### Texte fourni
Menu
Connexion Yabiladies Ramadan Radio Forum News
Des citoyens contournent la censure
w
11 mai 2010 12:54
Salam

Interdit de spectacle vendredi passé par le Bourgmestre Gaëtan Van Goidsenhoven (MR), l’humoriste Dieudonné a pu compter sur l’aide improvisée d’un réseau de citoyens. En quelques heures, ceux-ci lui ont trouvé une salle de rechange : la boîte de nuit du Bazaar. Près de 400 personnes y ont acclamé l’artiste engagé qui a livré deux représentations de son spectacle « Sandrine ». Au final : une performance magistrale, une absence classique de troubles à l’ordre public et une liberté d’expression restaurée.

Fantasme idéologique ; "De qui parlez-vous, monsieur l'agent ?", Raison populaire.

Dans la matinée du 30 avril, les censeurs bruxellois remportent une nouvelle victoire. Le Bourgmestre (maire) d’Anderlecht, Gaëtan Van Goidsenhoven (MR), vient d’obtenir le renoncement du propriétaire de la salle Akdeniz-Chambord.

### Exercices
1: D'après le texte sur le spectacle de Dieudonné, quelle salle a finalement accueilli ses représentations ?
2: Poursuivez le texte sur le spectacle de Dieudonné à partir de sa dernière phrase.

### Données fournies
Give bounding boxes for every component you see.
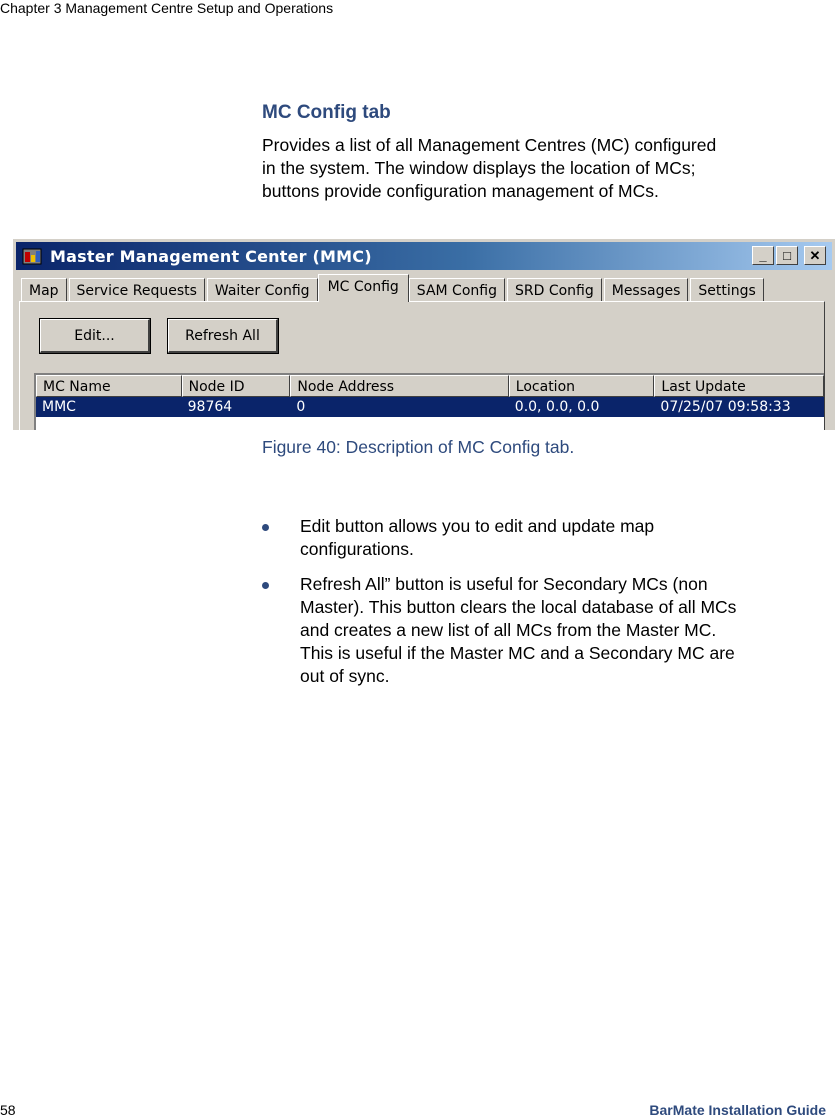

### Corrigé
1: La boîte de nuit du Bazaar.

2:
A quoi l’homme renonce-t-il ? A maintenir le spectacle de l’humoriste Dieudonné prévu depuis deux mois dans sa salle de fêtes. La veille, ce gérant avait déjà reçu des appels de la police communale « l’invitant » à annuler le spectacle. Devant ses refus répétés : il est convoqué au bureau du Bourgmestre ! Au sortir de l’entrevue, le propriétaire confirme
l’annulation.

Servilement rapportés par la presse, les « motifs » de l’interdiction sont aussi classiques qu’infondés : la salle ne répond pas aux normes de sécurité, selon le maïeur et sa police. Pourtant, depuis six ans, ce lieu accueille mariages et concerts (selon une fréquence hebdomadaire pour les premiers et trimestrielle pour les seconds) dont l’affluence oscille entre 500 et 1000 personnes par soirée. Comment expliquer qu’en six ans cette salle « non-conforme » n’aie pas enregistré le moindre incident de sécurité ?
Comment expliquer que les autorités d’Anderlecht n’aient pas interdit préalablement un seul de ces événements depuis six ans (1) ?

Plus étonnant : le propriétaire de la salle Akdeniz-Chambord avait déjà accueilli Dieudonné à se produire chez lui le 24 septembre 2009. Dans un silence politico-médiatique remarquable. Résultat : plus d’un millier de spectateurs venus de Bruxelles et de Wallonie, aucun trouble à l’ordre public et - là encore - aucune interdiction préalable du Bourgmestre d’Anderlecht.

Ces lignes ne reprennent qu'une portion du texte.